(Dataset items)
# # #
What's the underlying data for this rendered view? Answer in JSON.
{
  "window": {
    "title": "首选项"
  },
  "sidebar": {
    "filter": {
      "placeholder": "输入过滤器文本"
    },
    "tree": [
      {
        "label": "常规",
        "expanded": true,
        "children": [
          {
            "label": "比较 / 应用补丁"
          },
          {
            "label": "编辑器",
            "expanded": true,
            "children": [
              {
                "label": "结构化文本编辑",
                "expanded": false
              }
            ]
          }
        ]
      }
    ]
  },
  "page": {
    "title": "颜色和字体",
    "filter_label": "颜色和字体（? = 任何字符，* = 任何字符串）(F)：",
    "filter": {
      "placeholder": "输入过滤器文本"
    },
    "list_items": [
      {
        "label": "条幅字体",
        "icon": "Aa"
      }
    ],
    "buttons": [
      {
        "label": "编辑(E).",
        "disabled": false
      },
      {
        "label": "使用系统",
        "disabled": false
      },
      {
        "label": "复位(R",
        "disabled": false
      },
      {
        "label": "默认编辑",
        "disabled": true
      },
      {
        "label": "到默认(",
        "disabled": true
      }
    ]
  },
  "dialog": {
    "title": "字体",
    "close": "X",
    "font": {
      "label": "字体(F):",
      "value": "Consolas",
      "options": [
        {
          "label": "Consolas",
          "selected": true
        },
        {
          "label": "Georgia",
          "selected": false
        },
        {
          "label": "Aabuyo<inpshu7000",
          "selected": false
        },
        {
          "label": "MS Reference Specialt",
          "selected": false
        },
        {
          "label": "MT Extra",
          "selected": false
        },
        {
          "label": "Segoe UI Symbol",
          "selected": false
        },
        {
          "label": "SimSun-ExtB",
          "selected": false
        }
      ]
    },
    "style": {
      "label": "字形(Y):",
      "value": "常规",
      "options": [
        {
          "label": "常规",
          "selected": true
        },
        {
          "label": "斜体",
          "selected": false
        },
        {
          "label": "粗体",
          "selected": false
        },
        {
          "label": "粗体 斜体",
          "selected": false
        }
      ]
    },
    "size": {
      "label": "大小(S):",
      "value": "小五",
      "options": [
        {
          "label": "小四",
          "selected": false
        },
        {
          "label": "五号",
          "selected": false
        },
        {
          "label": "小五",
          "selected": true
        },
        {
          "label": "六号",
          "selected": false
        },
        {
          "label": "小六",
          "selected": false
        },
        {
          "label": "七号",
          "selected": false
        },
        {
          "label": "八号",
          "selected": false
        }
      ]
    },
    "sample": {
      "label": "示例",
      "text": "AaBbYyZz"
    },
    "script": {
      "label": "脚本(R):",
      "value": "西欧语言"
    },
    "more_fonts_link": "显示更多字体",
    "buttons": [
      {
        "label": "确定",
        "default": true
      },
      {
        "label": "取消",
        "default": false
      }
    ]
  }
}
# # #
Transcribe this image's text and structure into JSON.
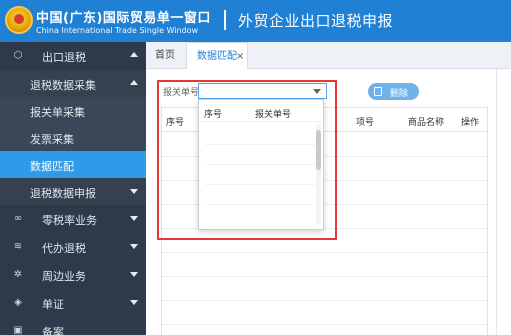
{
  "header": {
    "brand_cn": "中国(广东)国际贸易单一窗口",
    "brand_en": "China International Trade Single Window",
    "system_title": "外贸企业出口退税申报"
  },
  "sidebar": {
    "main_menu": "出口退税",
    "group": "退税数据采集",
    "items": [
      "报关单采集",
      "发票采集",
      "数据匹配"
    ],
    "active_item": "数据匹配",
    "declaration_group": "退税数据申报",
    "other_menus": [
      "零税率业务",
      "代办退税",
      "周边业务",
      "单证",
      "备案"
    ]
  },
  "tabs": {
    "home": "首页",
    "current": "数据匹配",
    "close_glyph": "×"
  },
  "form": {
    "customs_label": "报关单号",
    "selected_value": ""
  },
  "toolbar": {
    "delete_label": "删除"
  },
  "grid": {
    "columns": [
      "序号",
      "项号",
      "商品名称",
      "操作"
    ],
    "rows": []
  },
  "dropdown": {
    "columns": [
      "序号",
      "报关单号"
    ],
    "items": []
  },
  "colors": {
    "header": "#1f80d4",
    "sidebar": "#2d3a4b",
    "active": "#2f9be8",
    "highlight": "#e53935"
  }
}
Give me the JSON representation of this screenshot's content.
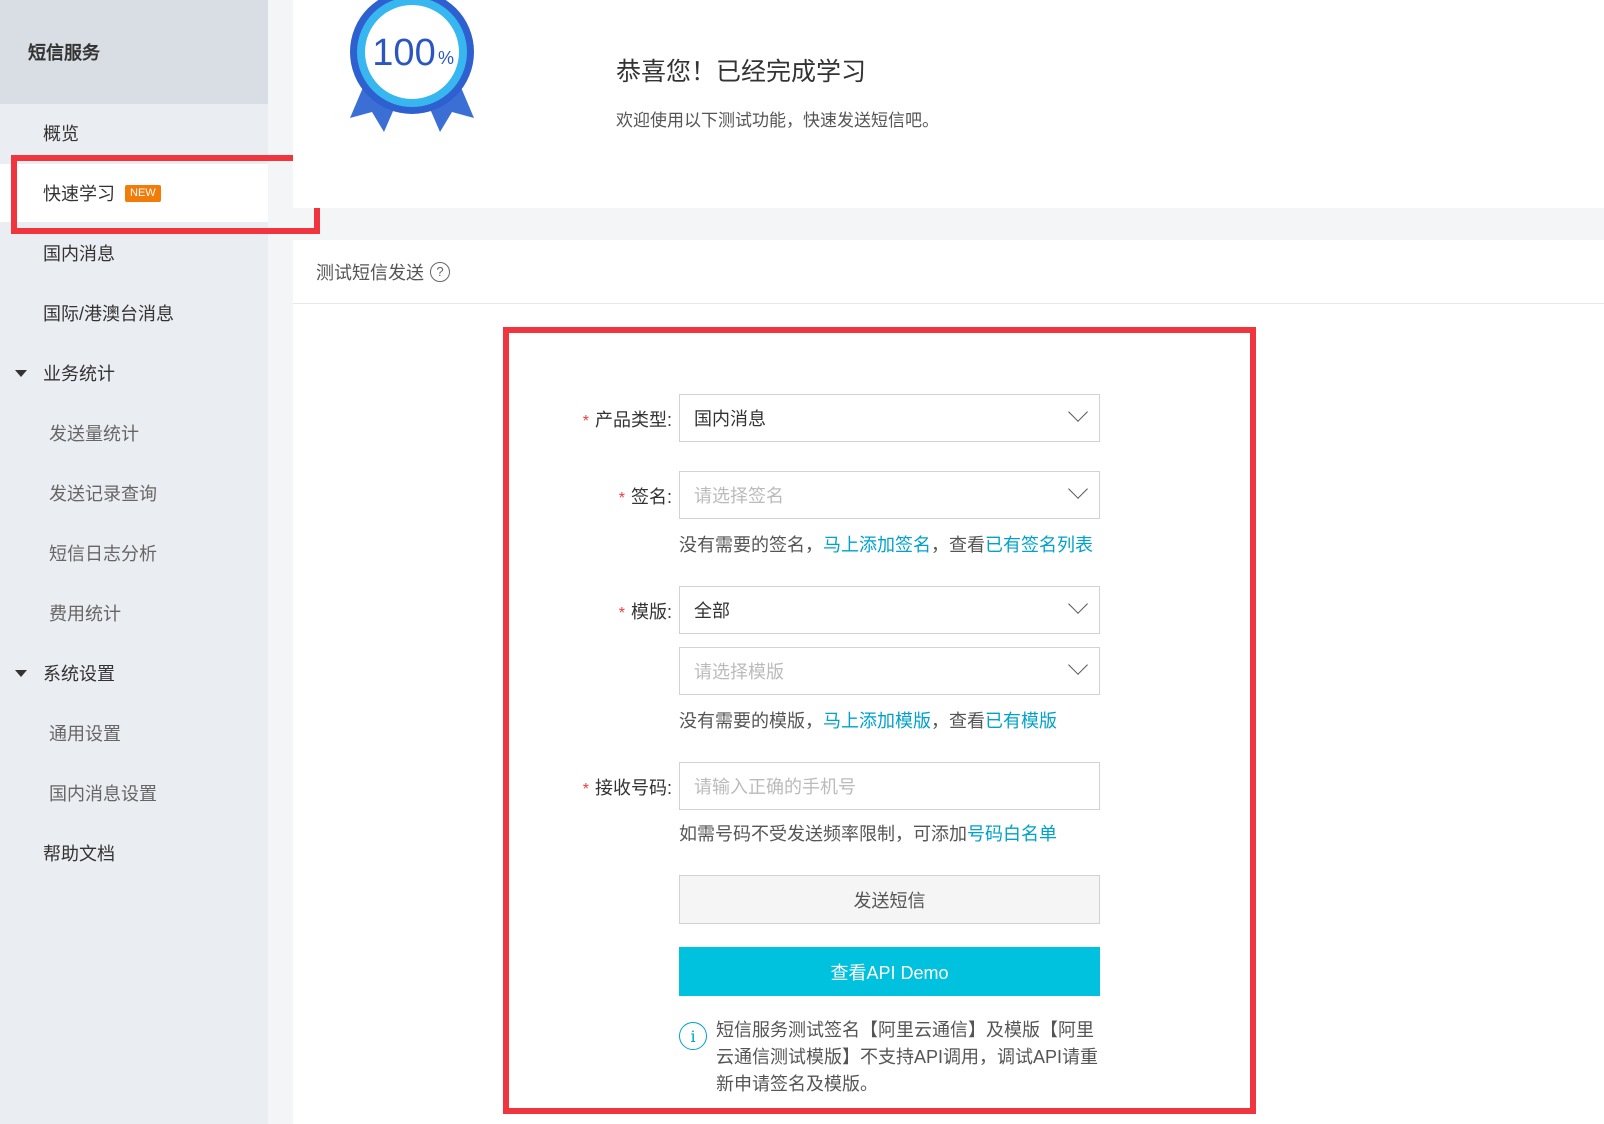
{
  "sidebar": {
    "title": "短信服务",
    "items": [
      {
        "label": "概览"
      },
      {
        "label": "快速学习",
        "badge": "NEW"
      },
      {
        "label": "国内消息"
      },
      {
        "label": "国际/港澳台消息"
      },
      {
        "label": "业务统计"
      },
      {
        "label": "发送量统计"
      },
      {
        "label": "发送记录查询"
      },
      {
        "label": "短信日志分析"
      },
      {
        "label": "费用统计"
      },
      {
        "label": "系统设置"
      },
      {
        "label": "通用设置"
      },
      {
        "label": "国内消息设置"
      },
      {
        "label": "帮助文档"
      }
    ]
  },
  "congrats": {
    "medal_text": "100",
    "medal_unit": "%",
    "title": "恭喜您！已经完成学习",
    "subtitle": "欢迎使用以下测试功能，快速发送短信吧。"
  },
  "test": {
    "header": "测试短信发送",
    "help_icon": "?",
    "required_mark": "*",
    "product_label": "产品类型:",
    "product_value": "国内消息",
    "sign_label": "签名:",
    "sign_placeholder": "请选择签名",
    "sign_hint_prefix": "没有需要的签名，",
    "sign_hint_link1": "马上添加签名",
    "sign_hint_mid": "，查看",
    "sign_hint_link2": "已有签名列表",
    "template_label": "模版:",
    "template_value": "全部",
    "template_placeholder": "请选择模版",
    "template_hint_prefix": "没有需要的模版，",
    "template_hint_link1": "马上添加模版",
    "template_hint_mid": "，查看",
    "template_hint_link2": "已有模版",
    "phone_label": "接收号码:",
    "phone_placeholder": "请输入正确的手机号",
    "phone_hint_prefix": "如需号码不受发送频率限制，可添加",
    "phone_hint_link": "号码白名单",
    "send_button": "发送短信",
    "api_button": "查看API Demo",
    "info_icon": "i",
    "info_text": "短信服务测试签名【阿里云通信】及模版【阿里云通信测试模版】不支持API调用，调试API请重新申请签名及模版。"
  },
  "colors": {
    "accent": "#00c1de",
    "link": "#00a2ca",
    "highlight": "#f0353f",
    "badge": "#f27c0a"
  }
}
# # #
• **Direction**: In the entries above, find each line with the word "expanded" and copy it.

• **Exercise answer**:
        "expanded": true,
            "expanded": true,
                "expanded": false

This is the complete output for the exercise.